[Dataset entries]
---+---

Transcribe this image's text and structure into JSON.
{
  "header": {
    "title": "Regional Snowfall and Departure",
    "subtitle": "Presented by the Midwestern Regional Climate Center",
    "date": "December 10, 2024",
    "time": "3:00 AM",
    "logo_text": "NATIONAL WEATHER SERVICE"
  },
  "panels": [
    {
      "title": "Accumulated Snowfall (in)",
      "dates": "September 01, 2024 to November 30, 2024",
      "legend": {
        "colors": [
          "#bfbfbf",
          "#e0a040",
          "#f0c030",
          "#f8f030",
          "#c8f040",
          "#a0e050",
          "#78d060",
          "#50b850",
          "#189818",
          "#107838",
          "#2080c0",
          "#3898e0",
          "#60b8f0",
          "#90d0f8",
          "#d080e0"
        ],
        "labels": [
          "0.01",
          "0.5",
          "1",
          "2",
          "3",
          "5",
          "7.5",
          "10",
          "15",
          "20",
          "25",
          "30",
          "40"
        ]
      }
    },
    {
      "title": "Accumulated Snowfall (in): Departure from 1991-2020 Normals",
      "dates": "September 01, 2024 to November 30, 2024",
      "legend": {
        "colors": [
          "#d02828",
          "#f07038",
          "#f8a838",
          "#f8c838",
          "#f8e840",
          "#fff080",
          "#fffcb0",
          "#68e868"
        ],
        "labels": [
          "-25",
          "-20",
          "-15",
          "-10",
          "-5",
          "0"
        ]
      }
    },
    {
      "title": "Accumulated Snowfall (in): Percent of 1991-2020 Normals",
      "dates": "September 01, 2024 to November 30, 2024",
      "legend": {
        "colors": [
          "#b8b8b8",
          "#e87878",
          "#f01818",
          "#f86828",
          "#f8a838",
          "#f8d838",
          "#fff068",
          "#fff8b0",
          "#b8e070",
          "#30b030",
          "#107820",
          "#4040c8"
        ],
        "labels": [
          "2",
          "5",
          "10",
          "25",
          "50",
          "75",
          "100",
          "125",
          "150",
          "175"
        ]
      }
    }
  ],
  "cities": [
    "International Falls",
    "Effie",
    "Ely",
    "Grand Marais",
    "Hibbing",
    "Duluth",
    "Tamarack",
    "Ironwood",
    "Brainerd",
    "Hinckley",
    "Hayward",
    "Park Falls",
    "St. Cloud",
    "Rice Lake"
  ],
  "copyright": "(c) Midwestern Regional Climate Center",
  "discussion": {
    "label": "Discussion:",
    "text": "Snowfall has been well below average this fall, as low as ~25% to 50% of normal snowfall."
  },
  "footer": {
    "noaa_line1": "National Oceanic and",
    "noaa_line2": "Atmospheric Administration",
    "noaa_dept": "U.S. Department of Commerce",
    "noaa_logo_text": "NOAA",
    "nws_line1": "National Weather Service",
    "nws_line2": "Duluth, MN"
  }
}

---+---

* What needs to be done: Each record above must be given again exactly.

* Task solution:
Transcribe this image's text and structure into JSON.
{
  "header": {
    "title": "Regional Snowfall and Departure",
    "subtitle": "Presented by the Midwestern Regional Climate Center",
    "date": "December 10, 2024",
    "time": "3:00 AM",
    "logo_text": "NATIONAL WEATHER SERVICE"
  },
  "panels": [
    {
      "title": "Accumulated Snowfall (in)",
      "dates": "September 01, 2024 to November 30, 2024",
      "legend": {
        "colors": [
          "#bfbfbf",
          "#e0a040",
          "#f0c030",
          "#f8f030",
          "#c8f040",
          "#a0e050",
          "#78d060",
          "#50b850",
          "#189818",
          "#107838",
          "#2080c0",
          "#3898e0",
          "#60b8f0",
          "#90d0f8",
          "#d080e0"
        ],
        "labels": [
          "0.01",
          "0.5",
          "1",
          "2",
          "3",
          "5",
          "7.5",
          "10",
          "15",
          "20",
          "25",
          "30",
          "40"
        ]
      }
    },
    {
      "title": "Accumulated Snowfall (in): Departure from 1991-2020 Normals",
      "dates": "September 01, 2024 to November 30, 2024",
      "legend": {
        "colors": [
          "#d02828",
          "#f07038",
          "#f8a838",
          "#f8c838",
          "#f8e840",
          "#fff080",
          "#fffcb0",
          "#68e868"
        ],
        "labels": [
          "-25",
          "-20",
          "-15",
          "-10",
          "-5",
          "0"
        ]
      }
    },
    {
      "title": "Accumulated Snowfall (in): Percent of 1991-2020 Normals",
      "dates": "September 01, 2024 to November 30, 2024",
      "legend": {
        "colors": [
          "#b8b8b8",
          "#e87878",
          "#f01818",
          "#f86828",
          "#f8a838",
          "#f8d838",
          "#fff068",
          "#fff8b0",
          "#b8e070",
          "#30b030",
          "#107820",
          "#4040c8"
        ],
        "labels": [
          "2",
          "5",
          "10",
          "25",
          "50",
          "75",
          "100",
          "125",
          "150",
          "175"
        ]
      }
    }
  ],
  "cities": [
    "International Falls",
    "Effie",
    "Ely",
    "Grand Marais",
    "Hibbing",
    "Duluth",
    "Tamarack",
    "Ironwood",
    "Brainerd",
    "Hinckley",
    "Hayward",
    "Park Falls",
    "St. Cloud",
    "Rice Lake"
  ],
  "copyright": "(c) Midwestern Regional Climate Center",
  "discussion": {
    "label": "Discussion:",
    "text": "Snowfall has been well below average this fall, as low as ~25% to 50% of normal snowfall."
  },
  "footer": {
    "noaa_line1": "National Oceanic and",
    "noaa_line2": "Atmospheric Administration",
    "noaa_dept": "U.S. Department of Commerce",
    "noaa_logo_text": "NOAA",
    "nws_line1": "National Weather Service",
    "nws_line2": "Duluth, MN"
  }
}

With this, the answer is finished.